• Exercise aim
Write out each line of the listing as it stands, without the images.

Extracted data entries
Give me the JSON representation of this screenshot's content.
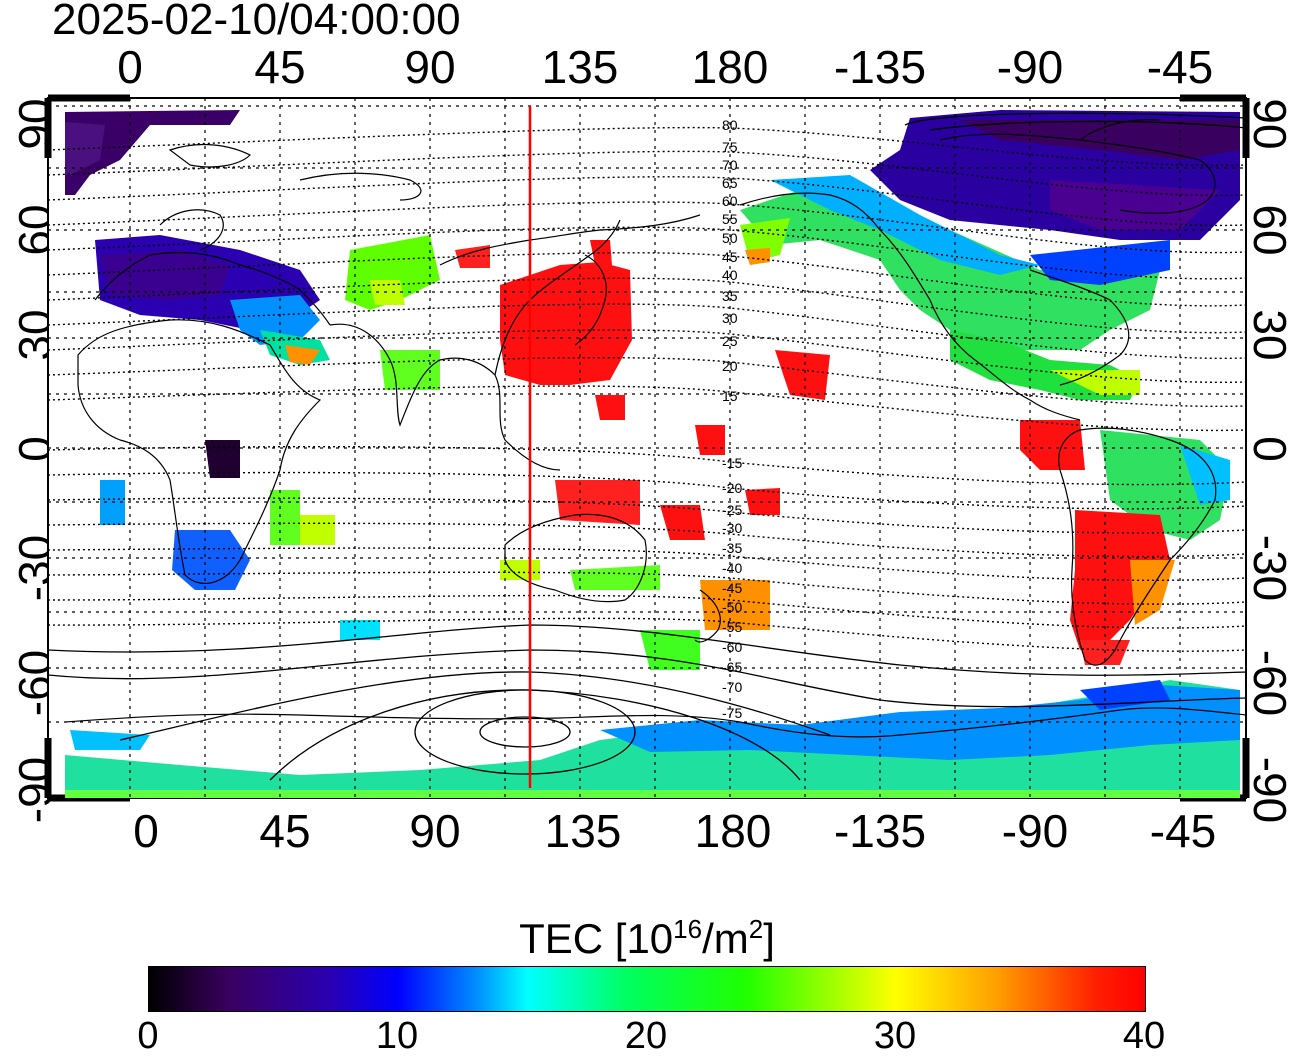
{
  "title": "2025-02-10/04:00:00",
  "longitude_ticks": [
    "0",
    "45",
    "90",
    "135",
    "180",
    "-135",
    "-90",
    "-45"
  ],
  "latitude_ticks": [
    "90",
    "60",
    "30",
    "0",
    "-30",
    "-60",
    "-90"
  ],
  "contour_labels_north": [
    "80",
    "75",
    "70",
    "65",
    "60",
    "55",
    "50",
    "45",
    "40",
    "35",
    "30",
    "25",
    "20",
    "15"
  ],
  "contour_labels_south": [
    "-15",
    "-20",
    "-25",
    "-30",
    "-35",
    "-40",
    "-45",
    "-50",
    "-55",
    "-60",
    "-65",
    "-70",
    "-75"
  ],
  "colorbar": {
    "title_main": "TEC  [10",
    "title_exp1": "16",
    "title_mid": "/m",
    "title_exp2": "2",
    "title_end": "]",
    "ticks": [
      "0",
      "10",
      "20",
      "30",
      "40"
    ],
    "min": 0,
    "max": 40
  },
  "colors": {
    "meridian_line": "#ff0000",
    "coastline": "#000000",
    "grid": "#000000"
  }
}
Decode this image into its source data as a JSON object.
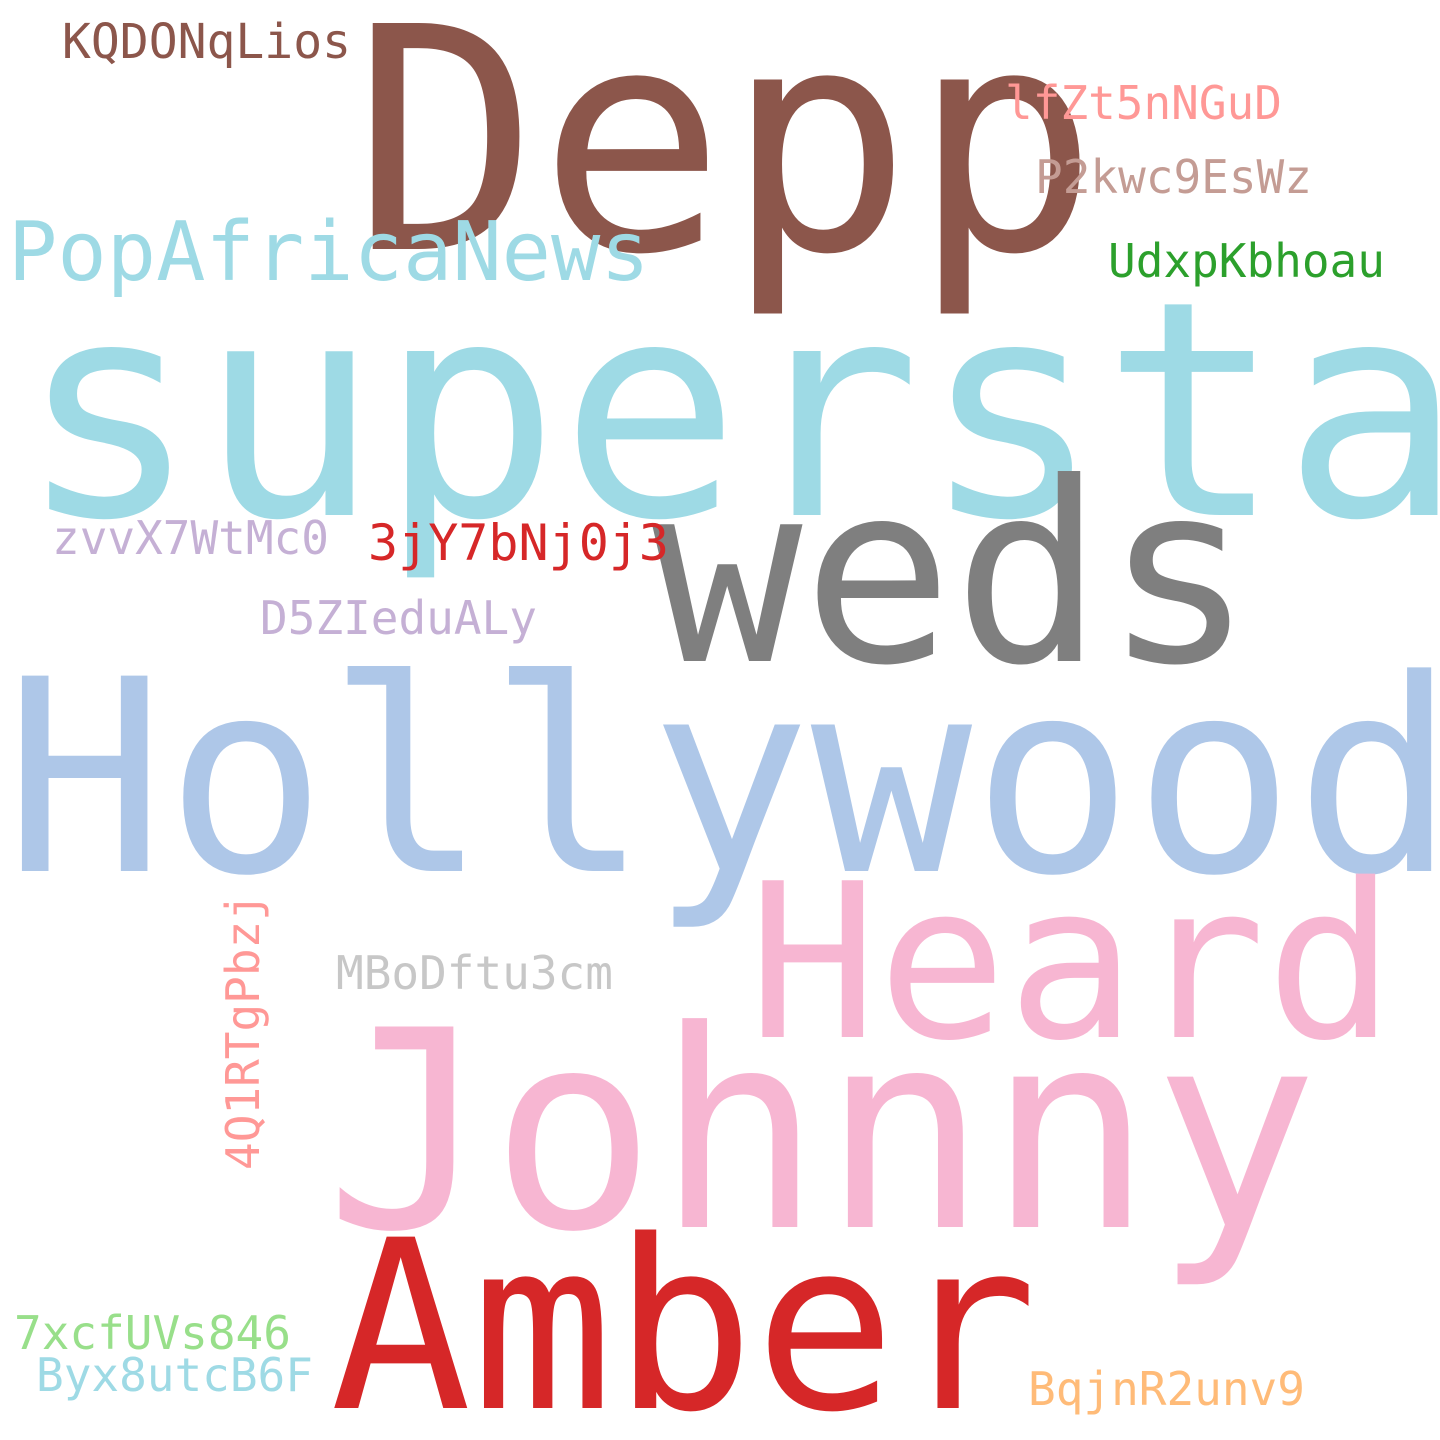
{
  "words": {
    "depp": {
      "text": "Depp",
      "color": "#8c564b"
    },
    "superstar": {
      "text": "superstar",
      "color": "#9edae5"
    },
    "weds": {
      "text": "weds",
      "color": "#7f7f7f"
    },
    "hollywood": {
      "text": "Hollywood",
      "color": "#aec7e8"
    },
    "heard": {
      "text": "Heard",
      "color": "#f7b6d2"
    },
    "johnny": {
      "text": "Johnny",
      "color": "#f7b6d2"
    },
    "amber": {
      "text": "Amber",
      "color": "#d62728"
    },
    "popafricanews": {
      "text": "PopAfricaNews",
      "color": "#9edae5"
    },
    "kqdonqlios": {
      "text": "KQDONqLios",
      "color": "#8c564b"
    },
    "lfzt5nngud": {
      "text": "lfZt5nNGuD",
      "color": "#ff9896"
    },
    "p2kwc9eswz": {
      "text": "P2kwc9EsWz",
      "color": "#c49c94"
    },
    "udxpkbhoau": {
      "text": "UdxpKbhoau",
      "color": "#2ca02c"
    },
    "zvvx7wtmc0": {
      "text": "zvvX7WtMc0",
      "color": "#c5b0d5"
    },
    "3jy7bnj0j3": {
      "text": "3jY7bNj0j3",
      "color": "#d62728"
    },
    "d5zieduALy": {
      "text": "D5ZIeduALy",
      "color": "#c5b0d5"
    },
    "mbodftu3cm": {
      "text": "MBoDftu3cm",
      "color": "#c7c7c7"
    },
    "4q1rtgpbzj": {
      "text": "4Q1RTgPbzj",
      "color": "#ff9896"
    },
    "7xcfuvs846": {
      "text": "7xcfUVs846",
      "color": "#98df8a"
    },
    "byx8utcb6f": {
      "text": "Byx8utcB6F",
      "color": "#9edae5"
    },
    "bqjnr2unv9": {
      "text": "BqjnR2unv9",
      "color": "#ffbb78"
    }
  }
}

• Task result
Give me the JSON representation of this screenshot's content.
{
  "title": "2025-02-10/04:00:00",
  "longitude_ticks": [
    "0",
    "45",
    "90",
    "135",
    "180",
    "-135",
    "-90",
    "-45"
  ],
  "latitude_ticks": [
    "90",
    "60",
    "30",
    "0",
    "-30",
    "-60",
    "-90"
  ],
  "contour_labels_north": [
    "80",
    "75",
    "70",
    "65",
    "60",
    "55",
    "50",
    "45",
    "40",
    "35",
    "30",
    "25",
    "20",
    "15"
  ],
  "contour_labels_south": [
    "-15",
    "-20",
    "-25",
    "-30",
    "-35",
    "-40",
    "-45",
    "-50",
    "-55",
    "-60",
    "-65",
    "-70",
    "-75"
  ],
  "colorbar": {
    "title_main": "TEC  [10",
    "title_exp1": "16",
    "title_mid": "/m",
    "title_exp2": "2",
    "title_end": "]",
    "ticks": [
      "0",
      "10",
      "20",
      "30",
      "40"
    ],
    "min": 0,
    "max": 40
  },
  "colors": {
    "meridian_line": "#ff0000",
    "coastline": "#000000",
    "grid": "#000000"
  }
}
Decode this image into its source data as a JSON object.
{
  "words": {
    "depp": {
      "text": "Depp",
      "color": "#8c564b"
    },
    "superstar": {
      "text": "superstar",
      "color": "#9edae5"
    },
    "weds": {
      "text": "weds",
      "color": "#7f7f7f"
    },
    "hollywood": {
      "text": "Hollywood",
      "color": "#aec7e8"
    },
    "heard": {
      "text": "Heard",
      "color": "#f7b6d2"
    },
    "johnny": {
      "text": "Johnny",
      "color": "#f7b6d2"
    },
    "amber": {
      "text": "Amber",
      "color": "#d62728"
    },
    "popafricanews": {
      "text": "PopAfricaNews",
      "color": "#9edae5"
    },
    "kqdonqlios": {
      "text": "KQDONqLios",
      "color": "#8c564b"
    },
    "lfzt5nngud": {
      "text": "lfZt5nNGuD",
      "color": "#ff9896"
    },
    "p2kwc9eswz": {
      "text": "P2kwc9EsWz",
      "color": "#c49c94"
    },
    "udxpkbhoau": {
      "text": "UdxpKbhoau",
      "color": "#2ca02c"
    },
    "zvvx7wtmc0": {
      "text": "zvvX7WtMc0",
      "color": "#c5b0d5"
    },
    "3jy7bnj0j3": {
      "text": "3jY7bNj0j3",
      "color": "#d62728"
    },
    "d5zieduALy": {
      "text": "D5ZIeduALy",
      "color": "#c5b0d5"
    },
    "mbodftu3cm": {
      "text": "MBoDftu3cm",
      "color": "#c7c7c7"
    },
    "4q1rtgpbzj": {
      "text": "4Q1RTgPbzj",
      "color": "#ff9896"
    },
    "7xcfuvs846": {
      "text": "7xcfUVs846",
      "color": "#98df8a"
    },
    "byx8utcb6f": {
      "text": "Byx8utcB6F",
      "color": "#9edae5"
    },
    "bqjnr2unv9": {
      "text": "BqjnR2unv9",
      "color": "#ffbb78"
    }
  }
}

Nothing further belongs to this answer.